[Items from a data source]
— START —

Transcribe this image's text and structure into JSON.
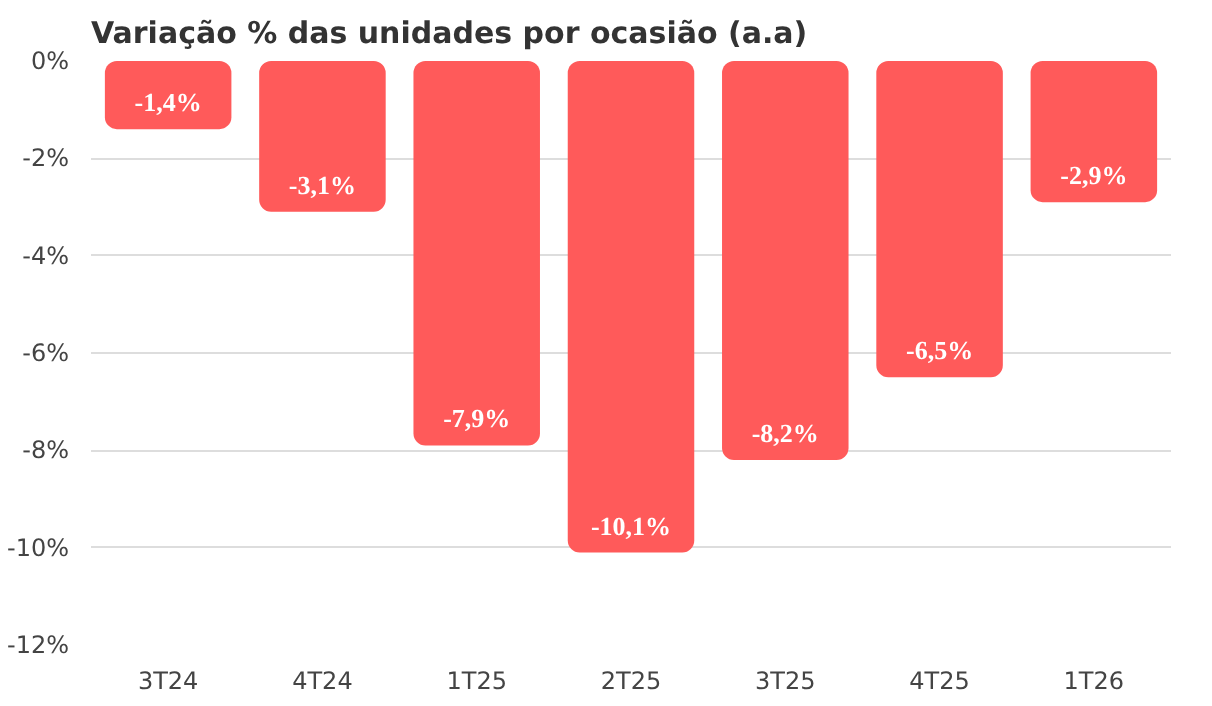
{
  "chart_data": {
    "type": "bar",
    "title": "Variação % das unidades por ocasião (a.a)",
    "categories": [
      "3T24",
      "4T24",
      "1T25",
      "2T25",
      "3T25",
      "4T25",
      "1T26"
    ],
    "values": [
      -1.4,
      -3.1,
      -7.9,
      -10.1,
      -8.2,
      -6.5,
      -2.9
    ],
    "value_labels": [
      "-1,4%",
      "-3,1%",
      "-7,9%",
      "-10,1%",
      "-8,2%",
      "-6,5%",
      "-2,9%"
    ],
    "color": "#ff5a5a",
    "ylim": [
      -12,
      0
    ],
    "yticks": [
      {
        "value": 0,
        "label": "0%"
      },
      {
        "value": -2,
        "label": "-2%"
      },
      {
        "value": -4,
        "label": "-4%"
      },
      {
        "value": -6,
        "label": "-6%"
      },
      {
        "value": -8,
        "label": "-8%"
      },
      {
        "value": -10,
        "label": "-10%"
      },
      {
        "value": -12,
        "label": "-12%"
      }
    ],
    "grid": "y"
  }
}
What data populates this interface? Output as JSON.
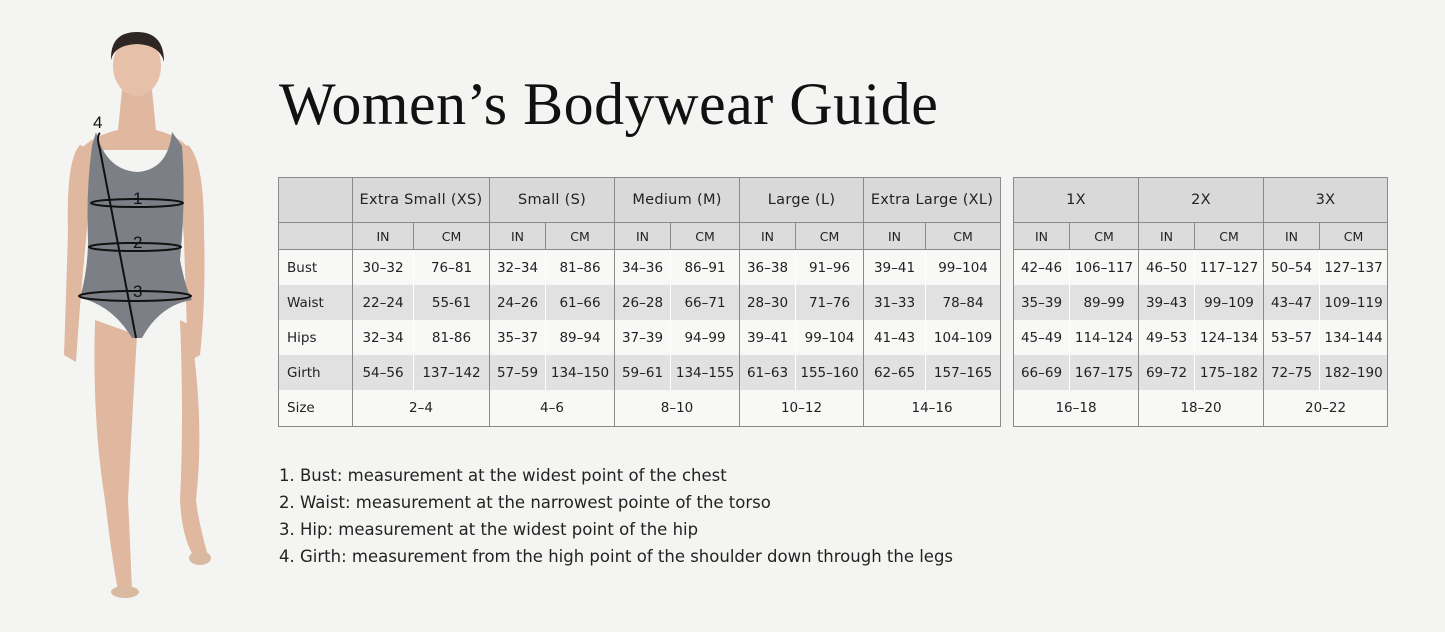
{
  "title": "Women’s Bodywear Guide",
  "figure": {
    "markers": [
      "1",
      "2",
      "3",
      "4"
    ]
  },
  "colors": {
    "leotard": "#7d7f86",
    "skin": "#e0b79f",
    "header_bg": "#d9d9d9",
    "row_alt_bg": "#e1e1e1"
  },
  "unit_labels": {
    "in": "IN",
    "cm": "CM"
  },
  "row_labels": [
    "Bust",
    "Waist",
    "Hips",
    "Girth",
    "Size"
  ],
  "table_main": {
    "sizes": [
      {
        "name": "Extra Small (XS)",
        "bust": [
          "30–32",
          "76–81"
        ],
        "waist": [
          "22–24",
          "55-61"
        ],
        "hips": [
          "32–34",
          "81-86"
        ],
        "girth": [
          "54–56",
          "137–142"
        ],
        "size": "2–4"
      },
      {
        "name": "Small (S)",
        "bust": [
          "32–34",
          "81–86"
        ],
        "waist": [
          "24–26",
          "61–66"
        ],
        "hips": [
          "35–37",
          "89–94"
        ],
        "girth": [
          "57–59",
          "134–150"
        ],
        "size": "4–6"
      },
      {
        "name": "Medium (M)",
        "bust": [
          "34–36",
          "86–91"
        ],
        "waist": [
          "26–28",
          "66–71"
        ],
        "hips": [
          "37–39",
          "94–99"
        ],
        "girth": [
          "59–61",
          "134–155"
        ],
        "size": "8–10"
      },
      {
        "name": "Large (L)",
        "bust": [
          "36–38",
          "91–96"
        ],
        "waist": [
          "28–30",
          "71–76"
        ],
        "hips": [
          "39–41",
          "99–104"
        ],
        "girth": [
          "61–63",
          "155–160"
        ],
        "size": "10–12"
      },
      {
        "name": "Extra Large (XL)",
        "bust": [
          "39–41",
          "99–104"
        ],
        "waist": [
          "31–33",
          "78–84"
        ],
        "hips": [
          "41–43",
          "104–109"
        ],
        "girth": [
          "62–65",
          "157–165"
        ],
        "size": "14–16"
      }
    ]
  },
  "table_plus": {
    "sizes": [
      {
        "name": "1X",
        "bust": [
          "42–46",
          "106–117"
        ],
        "waist": [
          "35–39",
          "89–99"
        ],
        "hips": [
          "45–49",
          "114–124"
        ],
        "girth": [
          "66–69",
          "167–175"
        ],
        "size": "16–18"
      },
      {
        "name": "2X",
        "bust": [
          "46–50",
          "117–127"
        ],
        "waist": [
          "39–43",
          "99–109"
        ],
        "hips": [
          "49–53",
          "124–134"
        ],
        "girth": [
          "69–72",
          "175–182"
        ],
        "size": "18–20"
      },
      {
        "name": "3X",
        "bust": [
          "50–54",
          "127–137"
        ],
        "waist": [
          "43–47",
          "109–119"
        ],
        "hips": [
          "53–57",
          "134–144"
        ],
        "girth": [
          "72–75",
          "182–190"
        ],
        "size": "20–22"
      }
    ]
  },
  "notes": [
    "1. Bust: measurement at the widest point of the chest",
    "2. Waist: measurement at the narrowest pointe of the torso",
    "3. Hip: measurement at the widest point of the hip",
    "4. Girth: measurement from the high point of the shoulder down through the legs"
  ]
}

— END —

Word for word, quote the lines above. Omit the pictures.

▸ **Correct answer**:
Transcribe this image's text and structure into JSON.
{
  "chart_data": {
    "type": "bar",
    "title": "Variação % das unidades por ocasião (a.a)",
    "categories": [
      "3T24",
      "4T24",
      "1T25",
      "2T25",
      "3T25",
      "4T25",
      "1T26"
    ],
    "values": [
      -1.4,
      -3.1,
      -7.9,
      -10.1,
      -8.2,
      -6.5,
      -2.9
    ],
    "value_labels": [
      "-1,4%",
      "-3,1%",
      "-7,9%",
      "-10,1%",
      "-8,2%",
      "-6,5%",
      "-2,9%"
    ],
    "color": "#ff5a5a",
    "ylim": [
      -12,
      0
    ],
    "yticks": [
      {
        "value": 0,
        "label": "0%"
      },
      {
        "value": -2,
        "label": "-2%"
      },
      {
        "value": -4,
        "label": "-4%"
      },
      {
        "value": -6,
        "label": "-6%"
      },
      {
        "value": -8,
        "label": "-8%"
      },
      {
        "value": -10,
        "label": "-10%"
      },
      {
        "value": -12,
        "label": "-12%"
      }
    ],
    "grid": "y"
  }
}
What data populates this interface? Output as JSON.
{
  "title": "Women’s Bodywear Guide",
  "figure": {
    "markers": [
      "1",
      "2",
      "3",
      "4"
    ]
  },
  "colors": {
    "leotard": "#7d7f86",
    "skin": "#e0b79f",
    "header_bg": "#d9d9d9",
    "row_alt_bg": "#e1e1e1"
  },
  "unit_labels": {
    "in": "IN",
    "cm": "CM"
  },
  "row_labels": [
    "Bust",
    "Waist",
    "Hips",
    "Girth",
    "Size"
  ],
  "table_main": {
    "sizes": [
      {
        "name": "Extra Small (XS)",
        "bust": [
          "30–32",
          "76–81"
        ],
        "waist": [
          "22–24",
          "55-61"
        ],
        "hips": [
          "32–34",
          "81-86"
        ],
        "girth": [
          "54–56",
          "137–142"
        ],
        "size": "2–4"
      },
      {
        "name": "Small (S)",
        "bust": [
          "32–34",
          "81–86"
        ],
        "waist": [
          "24–26",
          "61–66"
        ],
        "hips": [
          "35–37",
          "89–94"
        ],
        "girth": [
          "57–59",
          "134–150"
        ],
        "size": "4–6"
      },
      {
        "name": "Medium (M)",
        "bust": [
          "34–36",
          "86–91"
        ],
        "waist": [
          "26–28",
          "66–71"
        ],
        "hips": [
          "37–39",
          "94–99"
        ],
        "girth": [
          "59–61",
          "134–155"
        ],
        "size": "8–10"
      },
      {
        "name": "Large (L)",
        "bust": [
          "36–38",
          "91–96"
        ],
        "waist": [
          "28–30",
          "71–76"
        ],
        "hips": [
          "39–41",
          "99–104"
        ],
        "girth": [
          "61–63",
          "155–160"
        ],
        "size": "10–12"
      },
      {
        "name": "Extra Large (XL)",
        "bust": [
          "39–41",
          "99–104"
        ],
        "waist": [
          "31–33",
          "78–84"
        ],
        "hips": [
          "41–43",
          "104–109"
        ],
        "girth": [
          "62–65",
          "157–165"
        ],
        "size": "14–16"
      }
    ]
  },
  "table_plus": {
    "sizes": [
      {
        "name": "1X",
        "bust": [
          "42–46",
          "106–117"
        ],
        "waist": [
          "35–39",
          "89–99"
        ],
        "hips": [
          "45–49",
          "114–124"
        ],
        "girth": [
          "66–69",
          "167–175"
        ],
        "size": "16–18"
      },
      {
        "name": "2X",
        "bust": [
          "46–50",
          "117–127"
        ],
        "waist": [
          "39–43",
          "99–109"
        ],
        "hips": [
          "49–53",
          "124–134"
        ],
        "girth": [
          "69–72",
          "175–182"
        ],
        "size": "18–20"
      },
      {
        "name": "3X",
        "bust": [
          "50–54",
          "127–137"
        ],
        "waist": [
          "43–47",
          "109–119"
        ],
        "hips": [
          "53–57",
          "134–144"
        ],
        "girth": [
          "72–75",
          "182–190"
        ],
        "size": "20–22"
      }
    ]
  },
  "notes": [
    "1. Bust: measurement at the widest point of the chest",
    "2. Waist: measurement at the narrowest pointe of the torso",
    "3. Hip: measurement at the widest point of the hip",
    "4. Girth: measurement from the high point of the shoulder down through the legs"
  ]
}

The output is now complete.